[Data items]
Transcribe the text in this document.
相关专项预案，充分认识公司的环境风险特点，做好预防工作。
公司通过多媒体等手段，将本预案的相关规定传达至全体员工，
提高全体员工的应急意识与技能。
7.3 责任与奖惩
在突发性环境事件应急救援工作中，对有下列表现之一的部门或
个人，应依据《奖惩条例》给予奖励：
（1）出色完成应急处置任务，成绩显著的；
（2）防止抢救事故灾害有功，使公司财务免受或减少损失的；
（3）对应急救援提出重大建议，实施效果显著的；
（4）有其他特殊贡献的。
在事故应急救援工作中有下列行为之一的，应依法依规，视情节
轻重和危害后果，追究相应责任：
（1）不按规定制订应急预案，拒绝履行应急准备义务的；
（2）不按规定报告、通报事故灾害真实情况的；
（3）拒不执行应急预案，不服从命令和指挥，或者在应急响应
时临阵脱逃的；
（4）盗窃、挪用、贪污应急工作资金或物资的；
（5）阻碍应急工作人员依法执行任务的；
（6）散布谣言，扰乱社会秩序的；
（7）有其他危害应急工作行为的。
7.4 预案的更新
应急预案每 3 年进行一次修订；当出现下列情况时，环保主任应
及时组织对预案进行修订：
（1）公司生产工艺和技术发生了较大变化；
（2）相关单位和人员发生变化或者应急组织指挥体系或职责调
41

--

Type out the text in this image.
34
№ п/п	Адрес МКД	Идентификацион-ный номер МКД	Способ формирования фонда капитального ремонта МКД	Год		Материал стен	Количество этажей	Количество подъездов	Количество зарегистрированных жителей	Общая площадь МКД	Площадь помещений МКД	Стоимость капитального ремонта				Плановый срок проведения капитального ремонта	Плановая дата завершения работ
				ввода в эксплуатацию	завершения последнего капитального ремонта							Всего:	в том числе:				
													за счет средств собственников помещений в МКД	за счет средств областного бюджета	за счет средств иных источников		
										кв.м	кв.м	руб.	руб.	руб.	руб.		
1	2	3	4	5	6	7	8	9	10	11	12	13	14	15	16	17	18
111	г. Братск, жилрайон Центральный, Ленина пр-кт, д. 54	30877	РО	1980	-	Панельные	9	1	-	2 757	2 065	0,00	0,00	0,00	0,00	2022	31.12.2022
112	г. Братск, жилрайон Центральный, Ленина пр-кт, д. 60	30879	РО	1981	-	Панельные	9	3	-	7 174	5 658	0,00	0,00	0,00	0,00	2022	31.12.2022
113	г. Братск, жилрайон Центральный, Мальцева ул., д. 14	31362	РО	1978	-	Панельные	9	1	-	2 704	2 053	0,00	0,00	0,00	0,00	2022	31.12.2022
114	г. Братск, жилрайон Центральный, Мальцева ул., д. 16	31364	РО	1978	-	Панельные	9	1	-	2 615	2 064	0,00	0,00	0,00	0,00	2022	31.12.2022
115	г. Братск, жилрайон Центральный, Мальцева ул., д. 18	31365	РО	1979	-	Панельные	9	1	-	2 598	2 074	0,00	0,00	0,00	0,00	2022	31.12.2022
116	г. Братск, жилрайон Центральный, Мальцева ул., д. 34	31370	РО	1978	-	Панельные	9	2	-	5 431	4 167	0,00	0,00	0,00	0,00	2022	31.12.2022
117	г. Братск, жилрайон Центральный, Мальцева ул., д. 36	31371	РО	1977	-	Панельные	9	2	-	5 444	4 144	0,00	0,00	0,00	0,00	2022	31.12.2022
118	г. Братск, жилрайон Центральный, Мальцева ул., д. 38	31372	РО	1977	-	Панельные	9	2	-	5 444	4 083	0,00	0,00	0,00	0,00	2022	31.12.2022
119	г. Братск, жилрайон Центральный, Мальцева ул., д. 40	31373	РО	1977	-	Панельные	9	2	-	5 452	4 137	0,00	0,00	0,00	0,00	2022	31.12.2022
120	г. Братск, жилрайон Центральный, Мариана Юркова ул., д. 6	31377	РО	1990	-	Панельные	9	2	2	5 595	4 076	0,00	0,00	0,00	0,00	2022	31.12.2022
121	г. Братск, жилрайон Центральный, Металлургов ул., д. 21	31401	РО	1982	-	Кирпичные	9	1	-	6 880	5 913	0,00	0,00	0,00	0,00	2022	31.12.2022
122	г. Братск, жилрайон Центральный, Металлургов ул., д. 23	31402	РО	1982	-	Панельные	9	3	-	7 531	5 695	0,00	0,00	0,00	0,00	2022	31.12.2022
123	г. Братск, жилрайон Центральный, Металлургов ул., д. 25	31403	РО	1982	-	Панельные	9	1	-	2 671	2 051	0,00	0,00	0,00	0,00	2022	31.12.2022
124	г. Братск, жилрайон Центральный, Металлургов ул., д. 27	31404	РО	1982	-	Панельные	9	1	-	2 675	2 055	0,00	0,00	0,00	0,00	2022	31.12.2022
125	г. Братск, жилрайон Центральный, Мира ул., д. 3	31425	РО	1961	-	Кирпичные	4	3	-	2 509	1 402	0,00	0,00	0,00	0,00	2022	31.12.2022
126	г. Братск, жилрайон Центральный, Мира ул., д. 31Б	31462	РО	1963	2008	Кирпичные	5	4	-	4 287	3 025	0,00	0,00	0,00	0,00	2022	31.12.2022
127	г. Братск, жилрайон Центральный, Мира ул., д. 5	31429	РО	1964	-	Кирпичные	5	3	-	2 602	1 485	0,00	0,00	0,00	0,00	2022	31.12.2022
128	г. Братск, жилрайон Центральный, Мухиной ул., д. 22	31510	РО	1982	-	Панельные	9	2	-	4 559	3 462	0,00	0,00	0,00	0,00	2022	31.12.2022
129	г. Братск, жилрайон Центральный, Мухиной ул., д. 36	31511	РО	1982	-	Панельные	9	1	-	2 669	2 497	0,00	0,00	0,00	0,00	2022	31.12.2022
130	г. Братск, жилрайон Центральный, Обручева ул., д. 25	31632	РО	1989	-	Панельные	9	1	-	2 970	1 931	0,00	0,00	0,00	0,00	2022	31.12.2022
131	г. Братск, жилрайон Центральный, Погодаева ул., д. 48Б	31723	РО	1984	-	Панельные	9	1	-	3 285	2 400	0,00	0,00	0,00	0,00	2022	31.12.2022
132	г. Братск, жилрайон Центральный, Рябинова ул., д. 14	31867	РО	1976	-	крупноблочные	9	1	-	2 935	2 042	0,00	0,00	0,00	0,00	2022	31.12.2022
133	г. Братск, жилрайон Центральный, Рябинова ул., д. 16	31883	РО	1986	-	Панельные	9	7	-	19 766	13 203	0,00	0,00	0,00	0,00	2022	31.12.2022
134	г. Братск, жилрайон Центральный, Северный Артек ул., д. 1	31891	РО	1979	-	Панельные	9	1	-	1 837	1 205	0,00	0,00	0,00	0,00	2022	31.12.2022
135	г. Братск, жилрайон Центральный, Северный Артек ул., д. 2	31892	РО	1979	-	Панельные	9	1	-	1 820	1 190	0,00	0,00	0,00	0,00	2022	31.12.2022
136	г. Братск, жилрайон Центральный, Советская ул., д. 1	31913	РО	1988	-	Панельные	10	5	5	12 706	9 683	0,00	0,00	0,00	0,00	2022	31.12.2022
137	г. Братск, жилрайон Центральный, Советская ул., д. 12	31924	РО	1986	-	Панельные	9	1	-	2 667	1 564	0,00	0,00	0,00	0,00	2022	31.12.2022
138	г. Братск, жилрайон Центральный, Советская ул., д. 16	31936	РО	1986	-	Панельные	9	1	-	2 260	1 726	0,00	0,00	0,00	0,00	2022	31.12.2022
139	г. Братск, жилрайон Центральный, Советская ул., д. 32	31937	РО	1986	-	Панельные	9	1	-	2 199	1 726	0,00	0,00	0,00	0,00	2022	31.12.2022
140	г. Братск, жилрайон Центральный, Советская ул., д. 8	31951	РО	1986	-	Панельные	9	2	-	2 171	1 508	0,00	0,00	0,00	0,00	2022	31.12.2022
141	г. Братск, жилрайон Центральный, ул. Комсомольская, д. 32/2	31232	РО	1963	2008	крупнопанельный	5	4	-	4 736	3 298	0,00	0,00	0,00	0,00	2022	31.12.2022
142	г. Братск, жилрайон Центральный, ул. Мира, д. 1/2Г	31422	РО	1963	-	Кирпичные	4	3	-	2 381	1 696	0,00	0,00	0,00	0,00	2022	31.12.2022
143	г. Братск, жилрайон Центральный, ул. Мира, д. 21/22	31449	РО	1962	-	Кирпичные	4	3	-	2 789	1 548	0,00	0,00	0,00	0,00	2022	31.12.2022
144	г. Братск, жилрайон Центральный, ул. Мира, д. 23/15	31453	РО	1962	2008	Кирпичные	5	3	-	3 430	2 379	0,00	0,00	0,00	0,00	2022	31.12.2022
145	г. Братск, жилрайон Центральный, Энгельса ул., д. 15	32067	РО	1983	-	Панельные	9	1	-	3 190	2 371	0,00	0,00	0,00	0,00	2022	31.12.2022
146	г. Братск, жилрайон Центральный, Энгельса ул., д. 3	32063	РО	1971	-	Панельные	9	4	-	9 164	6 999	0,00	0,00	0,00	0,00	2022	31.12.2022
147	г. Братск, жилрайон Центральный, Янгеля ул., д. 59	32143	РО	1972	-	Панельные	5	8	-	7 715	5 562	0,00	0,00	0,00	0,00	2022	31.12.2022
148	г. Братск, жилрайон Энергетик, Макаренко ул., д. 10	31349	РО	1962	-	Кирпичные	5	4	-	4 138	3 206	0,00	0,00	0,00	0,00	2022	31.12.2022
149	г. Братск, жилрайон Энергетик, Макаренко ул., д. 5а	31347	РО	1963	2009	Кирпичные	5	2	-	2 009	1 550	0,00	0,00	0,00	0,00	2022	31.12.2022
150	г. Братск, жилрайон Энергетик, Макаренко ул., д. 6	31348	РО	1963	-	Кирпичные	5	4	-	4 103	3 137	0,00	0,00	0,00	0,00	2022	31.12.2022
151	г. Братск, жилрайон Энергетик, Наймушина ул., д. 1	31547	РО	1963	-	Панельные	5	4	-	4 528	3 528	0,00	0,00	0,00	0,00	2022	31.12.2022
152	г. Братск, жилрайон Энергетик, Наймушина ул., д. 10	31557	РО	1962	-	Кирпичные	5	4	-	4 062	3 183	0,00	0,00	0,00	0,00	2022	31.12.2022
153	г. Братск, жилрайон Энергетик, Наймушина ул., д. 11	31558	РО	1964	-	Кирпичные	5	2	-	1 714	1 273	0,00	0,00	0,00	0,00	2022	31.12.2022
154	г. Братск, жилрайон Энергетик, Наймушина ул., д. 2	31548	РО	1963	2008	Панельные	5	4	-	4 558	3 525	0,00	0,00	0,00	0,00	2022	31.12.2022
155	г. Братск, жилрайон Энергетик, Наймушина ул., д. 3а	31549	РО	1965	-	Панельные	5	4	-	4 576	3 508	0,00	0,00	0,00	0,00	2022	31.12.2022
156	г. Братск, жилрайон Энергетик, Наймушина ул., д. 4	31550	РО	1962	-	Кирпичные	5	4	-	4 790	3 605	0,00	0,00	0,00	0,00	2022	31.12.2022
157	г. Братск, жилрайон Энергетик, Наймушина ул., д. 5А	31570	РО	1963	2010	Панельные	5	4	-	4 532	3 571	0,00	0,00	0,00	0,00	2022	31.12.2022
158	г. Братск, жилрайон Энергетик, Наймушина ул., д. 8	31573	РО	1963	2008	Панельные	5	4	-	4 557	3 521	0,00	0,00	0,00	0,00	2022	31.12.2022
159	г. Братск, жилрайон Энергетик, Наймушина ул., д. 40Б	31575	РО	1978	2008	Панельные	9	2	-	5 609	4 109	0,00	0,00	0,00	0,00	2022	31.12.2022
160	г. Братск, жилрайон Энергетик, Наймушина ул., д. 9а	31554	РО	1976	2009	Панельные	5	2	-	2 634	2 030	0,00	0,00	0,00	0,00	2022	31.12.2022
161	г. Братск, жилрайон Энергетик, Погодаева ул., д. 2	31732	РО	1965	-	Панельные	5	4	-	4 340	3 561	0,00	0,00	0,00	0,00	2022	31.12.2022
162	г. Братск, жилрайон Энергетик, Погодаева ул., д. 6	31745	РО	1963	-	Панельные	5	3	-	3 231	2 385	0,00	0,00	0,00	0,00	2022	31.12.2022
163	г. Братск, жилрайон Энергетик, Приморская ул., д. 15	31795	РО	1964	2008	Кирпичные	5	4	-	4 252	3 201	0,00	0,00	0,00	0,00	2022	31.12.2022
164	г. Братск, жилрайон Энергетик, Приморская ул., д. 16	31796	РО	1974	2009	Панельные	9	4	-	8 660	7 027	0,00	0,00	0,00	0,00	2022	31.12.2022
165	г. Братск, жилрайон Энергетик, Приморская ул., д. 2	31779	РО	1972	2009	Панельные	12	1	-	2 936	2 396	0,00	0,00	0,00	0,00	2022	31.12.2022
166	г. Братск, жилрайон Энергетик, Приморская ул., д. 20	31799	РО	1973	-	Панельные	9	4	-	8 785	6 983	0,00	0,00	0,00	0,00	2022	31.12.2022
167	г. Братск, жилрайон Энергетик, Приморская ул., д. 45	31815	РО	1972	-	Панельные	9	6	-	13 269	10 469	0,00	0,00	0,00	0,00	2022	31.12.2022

▶ [Work required]
Extract each line holding the string "Мухиной".

▶ [Output below]
128	г. Братск, жилрайон Центральный, Мухиной ул., д. 22	31510	РО	1982	-	Панельные	9	2	-	4 559	3 462	0,00	0,00	0,00	0,00	2022	31.12.2022
129	г. Братск, жилрайон Центральный, Мухиной ул., д. 36	31511	РО	1982	-	Панельные	9	1	-	2 669	2 497	0,00	0,00	0,00	0,00	2022	31.12.2022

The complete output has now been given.